▶ [Records excerpted from a collection]:
※ ※ ※

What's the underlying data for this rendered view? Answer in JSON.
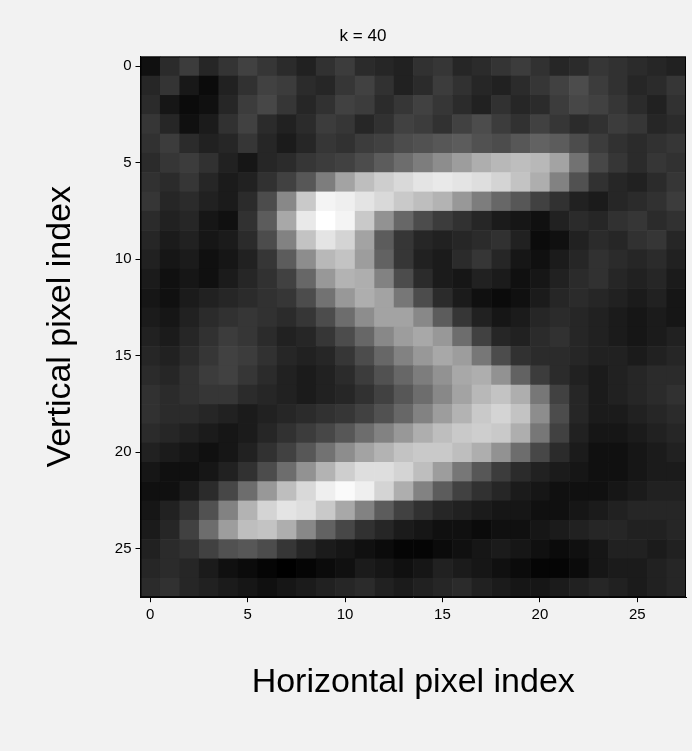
{
  "chart_data": {
    "type": "heatmap",
    "title": "k = 40",
    "x_label": "Horizontal pixel index",
    "y_label": "Vertical pixel index",
    "xlim": [
      -0.5,
      27.5
    ],
    "ylim": [
      27.5,
      -0.5
    ],
    "xticks": [
      0,
      5,
      10,
      15,
      20,
      25
    ],
    "yticks": [
      0,
      5,
      10,
      15,
      20,
      25
    ],
    "color": "gray",
    "cells": [
      [
        12,
        22,
        28,
        20,
        25,
        30,
        26,
        22,
        18,
        24,
        28,
        22,
        20,
        18,
        24,
        26,
        20,
        22,
        25,
        28,
        24,
        20,
        22,
        26,
        24,
        22,
        20,
        18
      ],
      [
        20,
        25,
        15,
        10,
        18,
        24,
        30,
        28,
        22,
        20,
        26,
        30,
        24,
        18,
        22,
        28,
        24,
        20,
        18,
        22,
        26,
        30,
        34,
        28,
        24,
        20,
        22,
        26
      ],
      [
        22,
        14,
        10,
        12,
        20,
        28,
        32,
        26,
        20,
        24,
        30,
        28,
        22,
        26,
        30,
        26,
        22,
        18,
        24,
        20,
        22,
        28,
        32,
        30,
        26,
        22,
        18,
        24
      ],
      [
        26,
        20,
        12,
        16,
        24,
        30,
        22,
        18,
        22,
        28,
        26,
        20,
        24,
        30,
        28,
        24,
        30,
        34,
        28,
        24,
        30,
        26,
        22,
        24,
        28,
        26,
        20,
        22
      ],
      [
        24,
        28,
        22,
        18,
        20,
        26,
        20,
        16,
        20,
        26,
        24,
        28,
        30,
        34,
        36,
        38,
        40,
        36,
        34,
        38,
        42,
        40,
        34,
        28,
        24,
        22,
        24,
        26
      ],
      [
        22,
        26,
        28,
        24,
        18,
        14,
        20,
        22,
        26,
        28,
        30,
        34,
        40,
        46,
        52,
        58,
        64,
        70,
        74,
        76,
        74,
        66,
        48,
        32,
        26,
        22,
        26,
        24
      ],
      [
        24,
        22,
        26,
        20,
        16,
        18,
        24,
        30,
        38,
        52,
        66,
        76,
        82,
        86,
        90,
        92,
        90,
        88,
        84,
        78,
        70,
        54,
        36,
        24,
        20,
        18,
        22,
        26
      ],
      [
        26,
        20,
        22,
        18,
        16,
        22,
        34,
        56,
        80,
        96,
        94,
        90,
        86,
        80,
        76,
        72,
        62,
        52,
        44,
        38,
        30,
        24,
        18,
        16,
        20,
        22,
        24,
        28
      ],
      [
        22,
        18,
        20,
        14,
        12,
        24,
        40,
        68,
        92,
        100,
        96,
        80,
        60,
        44,
        34,
        28,
        24,
        20,
        16,
        14,
        12,
        18,
        22,
        20,
        24,
        26,
        22,
        24
      ],
      [
        20,
        16,
        18,
        14,
        16,
        22,
        34,
        54,
        78,
        90,
        84,
        66,
        40,
        26,
        20,
        18,
        20,
        22,
        24,
        18,
        10,
        12,
        18,
        22,
        20,
        24,
        26,
        20
      ],
      [
        18,
        14,
        16,
        12,
        14,
        18,
        26,
        40,
        58,
        74,
        78,
        64,
        42,
        26,
        18,
        16,
        22,
        26,
        20,
        14,
        12,
        16,
        20,
        24,
        22,
        20,
        22,
        18
      ],
      [
        16,
        12,
        14,
        12,
        16,
        20,
        24,
        30,
        44,
        62,
        72,
        70,
        54,
        34,
        22,
        16,
        14,
        18,
        16,
        12,
        14,
        18,
        22,
        24,
        20,
        18,
        20,
        16
      ],
      [
        14,
        12,
        16,
        18,
        20,
        22,
        24,
        26,
        34,
        48,
        62,
        70,
        66,
        50,
        34,
        22,
        16,
        12,
        10,
        12,
        16,
        20,
        22,
        20,
        18,
        16,
        18,
        14
      ],
      [
        16,
        14,
        18,
        22,
        24,
        26,
        24,
        22,
        26,
        34,
        46,
        58,
        66,
        66,
        56,
        40,
        26,
        18,
        14,
        16,
        20,
        22,
        20,
        18,
        16,
        14,
        16,
        14
      ],
      [
        18,
        16,
        20,
        24,
        28,
        26,
        22,
        18,
        20,
        26,
        34,
        44,
        56,
        64,
        68,
        62,
        46,
        30,
        20,
        18,
        22,
        24,
        20,
        18,
        16,
        14,
        16,
        18
      ],
      [
        20,
        18,
        22,
        26,
        30,
        28,
        24,
        20,
        18,
        20,
        26,
        34,
        44,
        54,
        62,
        68,
        64,
        50,
        34,
        24,
        22,
        22,
        20,
        18,
        18,
        16,
        18,
        20
      ],
      [
        22,
        20,
        24,
        28,
        30,
        26,
        22,
        18,
        16,
        18,
        22,
        28,
        36,
        44,
        52,
        60,
        68,
        70,
        60,
        42,
        28,
        22,
        18,
        16,
        18,
        20,
        22,
        22
      ],
      [
        24,
        22,
        24,
        26,
        26,
        22,
        20,
        18,
        16,
        18,
        20,
        24,
        30,
        38,
        46,
        56,
        66,
        74,
        78,
        70,
        50,
        30,
        20,
        16,
        18,
        20,
        22,
        24
      ],
      [
        24,
        22,
        22,
        20,
        18,
        16,
        18,
        20,
        22,
        24,
        26,
        30,
        36,
        44,
        54,
        64,
        72,
        80,
        84,
        78,
        58,
        34,
        20,
        16,
        16,
        18,
        20,
        22
      ],
      [
        22,
        20,
        18,
        16,
        14,
        16,
        20,
        24,
        28,
        32,
        38,
        46,
        54,
        62,
        70,
        76,
        80,
        82,
        80,
        70,
        50,
        30,
        18,
        14,
        14,
        16,
        18,
        20
      ],
      [
        18,
        16,
        14,
        12,
        14,
        18,
        24,
        30,
        38,
        48,
        58,
        66,
        72,
        78,
        80,
        80,
        76,
        70,
        60,
        46,
        32,
        22,
        16,
        12,
        12,
        14,
        16,
        18
      ],
      [
        14,
        12,
        12,
        14,
        18,
        24,
        34,
        46,
        60,
        72,
        82,
        88,
        88,
        84,
        76,
        64,
        50,
        38,
        28,
        22,
        18,
        16,
        14,
        12,
        12,
        14,
        16,
        16
      ],
      [
        12,
        12,
        16,
        22,
        32,
        46,
        62,
        76,
        86,
        94,
        98,
        94,
        84,
        70,
        54,
        40,
        30,
        24,
        20,
        16,
        14,
        12,
        12,
        12,
        14,
        16,
        18,
        18
      ],
      [
        14,
        18,
        24,
        36,
        54,
        72,
        84,
        90,
        88,
        80,
        68,
        54,
        40,
        30,
        24,
        20,
        18,
        16,
        14,
        14,
        12,
        12,
        14,
        16,
        18,
        20,
        20,
        20
      ],
      [
        16,
        20,
        30,
        46,
        64,
        76,
        78,
        70,
        56,
        42,
        32,
        24,
        20,
        16,
        14,
        12,
        12,
        10,
        12,
        12,
        14,
        16,
        18,
        20,
        20,
        18,
        18,
        20
      ],
      [
        18,
        22,
        24,
        30,
        36,
        38,
        34,
        26,
        20,
        16,
        14,
        12,
        10,
        8,
        8,
        10,
        12,
        14,
        16,
        14,
        12,
        10,
        12,
        14,
        18,
        18,
        16,
        18
      ],
      [
        20,
        22,
        20,
        16,
        12,
        10,
        8,
        6,
        8,
        10,
        12,
        16,
        14,
        12,
        14,
        18,
        16,
        14,
        12,
        10,
        8,
        8,
        10,
        14,
        16,
        16,
        18,
        20
      ],
      [
        22,
        24,
        20,
        18,
        16,
        14,
        12,
        14,
        16,
        18,
        20,
        22,
        18,
        16,
        18,
        20,
        22,
        18,
        16,
        14,
        14,
        16,
        18,
        20,
        18,
        16,
        18,
        20
      ]
    ]
  }
}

※ ※ ※

▶ [Short exercise]:
Collect, from the material above, every line containing the word "index".

▶ [Expected output]:
    "x_label": "Horizontal pixel index",
    "y_label": "Vertical pixel index",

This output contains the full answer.